[start]

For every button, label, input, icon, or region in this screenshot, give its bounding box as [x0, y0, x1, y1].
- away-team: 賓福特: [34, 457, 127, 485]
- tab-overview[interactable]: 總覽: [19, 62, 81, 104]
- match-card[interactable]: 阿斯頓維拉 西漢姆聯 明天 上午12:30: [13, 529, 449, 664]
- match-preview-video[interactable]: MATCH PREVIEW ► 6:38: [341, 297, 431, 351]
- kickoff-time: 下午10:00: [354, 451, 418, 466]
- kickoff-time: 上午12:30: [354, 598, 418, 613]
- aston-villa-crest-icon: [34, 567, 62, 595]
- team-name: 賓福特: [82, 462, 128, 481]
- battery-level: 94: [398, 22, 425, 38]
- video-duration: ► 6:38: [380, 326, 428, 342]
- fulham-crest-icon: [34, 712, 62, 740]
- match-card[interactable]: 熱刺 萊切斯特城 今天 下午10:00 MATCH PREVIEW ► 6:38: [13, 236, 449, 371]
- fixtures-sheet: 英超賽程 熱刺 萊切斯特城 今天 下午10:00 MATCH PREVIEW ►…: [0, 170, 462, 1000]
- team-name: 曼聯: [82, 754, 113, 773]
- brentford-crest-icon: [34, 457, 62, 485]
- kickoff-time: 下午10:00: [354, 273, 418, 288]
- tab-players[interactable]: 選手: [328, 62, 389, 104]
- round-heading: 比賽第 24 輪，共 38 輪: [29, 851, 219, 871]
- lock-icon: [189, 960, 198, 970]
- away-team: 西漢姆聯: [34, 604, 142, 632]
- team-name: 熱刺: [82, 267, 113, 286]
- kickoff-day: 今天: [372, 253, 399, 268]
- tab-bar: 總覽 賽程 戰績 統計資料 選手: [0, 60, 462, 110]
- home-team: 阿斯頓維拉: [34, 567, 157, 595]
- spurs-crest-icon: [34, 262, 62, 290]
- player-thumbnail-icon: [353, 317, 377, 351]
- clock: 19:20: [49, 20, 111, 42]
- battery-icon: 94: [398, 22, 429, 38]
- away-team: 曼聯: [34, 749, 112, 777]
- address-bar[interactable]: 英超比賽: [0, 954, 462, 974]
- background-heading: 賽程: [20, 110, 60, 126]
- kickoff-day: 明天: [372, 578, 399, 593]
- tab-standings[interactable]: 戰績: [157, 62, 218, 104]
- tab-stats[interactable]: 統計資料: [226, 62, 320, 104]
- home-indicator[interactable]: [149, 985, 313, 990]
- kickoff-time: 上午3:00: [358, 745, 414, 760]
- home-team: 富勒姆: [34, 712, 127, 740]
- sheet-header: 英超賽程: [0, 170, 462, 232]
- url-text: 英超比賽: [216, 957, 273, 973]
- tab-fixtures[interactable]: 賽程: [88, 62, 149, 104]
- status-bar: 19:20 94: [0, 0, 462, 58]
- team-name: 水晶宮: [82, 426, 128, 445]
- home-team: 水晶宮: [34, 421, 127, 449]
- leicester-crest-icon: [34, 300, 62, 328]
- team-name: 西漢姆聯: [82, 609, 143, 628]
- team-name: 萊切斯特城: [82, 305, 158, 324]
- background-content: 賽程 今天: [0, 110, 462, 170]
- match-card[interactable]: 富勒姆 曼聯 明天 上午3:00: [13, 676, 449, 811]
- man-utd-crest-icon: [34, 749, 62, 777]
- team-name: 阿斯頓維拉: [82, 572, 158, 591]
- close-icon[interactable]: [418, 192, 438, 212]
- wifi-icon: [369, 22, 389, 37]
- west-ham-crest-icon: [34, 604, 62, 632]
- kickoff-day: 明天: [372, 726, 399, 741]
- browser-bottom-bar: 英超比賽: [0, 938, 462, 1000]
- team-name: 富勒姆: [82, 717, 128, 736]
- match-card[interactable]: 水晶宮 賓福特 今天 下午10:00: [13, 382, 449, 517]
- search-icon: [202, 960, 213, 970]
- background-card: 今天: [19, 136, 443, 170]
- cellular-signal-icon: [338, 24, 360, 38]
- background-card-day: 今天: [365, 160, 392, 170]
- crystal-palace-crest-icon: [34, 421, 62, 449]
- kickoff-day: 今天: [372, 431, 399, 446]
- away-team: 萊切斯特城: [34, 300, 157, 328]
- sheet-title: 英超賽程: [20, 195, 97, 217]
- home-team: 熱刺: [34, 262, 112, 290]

[end]

Direction: How many lines in the rows above contain the string "video"? Reply with the number alone.

Solution to the problem: 2